=== To do ===
Output all of the data below exactly as given.

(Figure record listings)
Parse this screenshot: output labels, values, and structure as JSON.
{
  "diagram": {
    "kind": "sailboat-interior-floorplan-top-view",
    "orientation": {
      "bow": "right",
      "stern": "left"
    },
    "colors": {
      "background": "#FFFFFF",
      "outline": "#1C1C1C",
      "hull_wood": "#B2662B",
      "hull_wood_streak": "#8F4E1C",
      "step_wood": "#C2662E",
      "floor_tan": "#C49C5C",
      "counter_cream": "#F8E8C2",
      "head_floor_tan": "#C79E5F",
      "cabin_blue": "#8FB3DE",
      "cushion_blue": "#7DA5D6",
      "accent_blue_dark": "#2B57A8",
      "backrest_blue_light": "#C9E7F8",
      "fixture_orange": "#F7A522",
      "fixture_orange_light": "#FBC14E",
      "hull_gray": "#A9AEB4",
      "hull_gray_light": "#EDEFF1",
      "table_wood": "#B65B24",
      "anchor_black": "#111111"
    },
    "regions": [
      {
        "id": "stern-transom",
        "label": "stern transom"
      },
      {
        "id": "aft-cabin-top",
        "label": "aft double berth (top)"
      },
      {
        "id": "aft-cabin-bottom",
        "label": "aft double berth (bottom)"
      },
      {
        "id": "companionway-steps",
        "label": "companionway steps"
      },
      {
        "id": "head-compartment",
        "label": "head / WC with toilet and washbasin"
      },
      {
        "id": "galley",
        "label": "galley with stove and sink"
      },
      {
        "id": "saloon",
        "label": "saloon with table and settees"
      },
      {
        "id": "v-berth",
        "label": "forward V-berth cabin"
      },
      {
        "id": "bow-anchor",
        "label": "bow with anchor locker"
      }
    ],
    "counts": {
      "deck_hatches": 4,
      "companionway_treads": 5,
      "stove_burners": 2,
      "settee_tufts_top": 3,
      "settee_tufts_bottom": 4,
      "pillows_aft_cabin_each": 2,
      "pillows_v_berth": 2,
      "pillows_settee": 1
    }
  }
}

=== Solution ===
Parse this screenshot: output labels, values, and structure as JSON.
{
  "diagram": {
    "kind": "sailboat-interior-floorplan-top-view",
    "orientation": {
      "bow": "right",
      "stern": "left"
    },
    "colors": {
      "background": "#FFFFFF",
      "outline": "#1C1C1C",
      "hull_wood": "#B2662B",
      "hull_wood_streak": "#8F4E1C",
      "step_wood": "#C2662E",
      "floor_tan": "#C49C5C",
      "counter_cream": "#F8E8C2",
      "head_floor_tan": "#C79E5F",
      "cabin_blue": "#8FB3DE",
      "cushion_blue": "#7DA5D6",
      "accent_blue_dark": "#2B57A8",
      "backrest_blue_light": "#C9E7F8",
      "fixture_orange": "#F7A522",
      "fixture_orange_light": "#FBC14E",
      "hull_gray": "#A9AEB4",
      "hull_gray_light": "#EDEFF1",
      "table_wood": "#B65B24",
      "anchor_black": "#111111"
    },
    "regions": [
      {
        "id": "stern-transom",
        "label": "stern transom"
      },
      {
        "id": "aft-cabin-top",
        "label": "aft double berth (top)"
      },
      {
        "id": "aft-cabin-bottom",
        "label": "aft double berth (bottom)"
      },
      {
        "id": "companionway-steps",
        "label": "companionway steps"
      },
      {
        "id": "head-compartment",
        "label": "head / WC with toilet and washbasin"
      },
      {
        "id": "galley",
        "label": "galley with stove and sink"
      },
      {
        "id": "saloon",
        "label": "saloon with table and settees"
      },
      {
        "id": "v-berth",
        "label": "forward V-berth cabin"
      },
      {
        "id": "bow-anchor",
        "label": "bow with anchor locker"
      }
    ],
    "counts": {
      "deck_hatches": 4,
      "companionway_treads": 5,
      "stove_burners": 2,
      "settee_tufts_top": 3,
      "settee_tufts_bottom": 4,
      "pillows_aft_cabin_each": 2,
      "pillows_v_berth": 2,
      "pillows_settee": 1
    }
  }
}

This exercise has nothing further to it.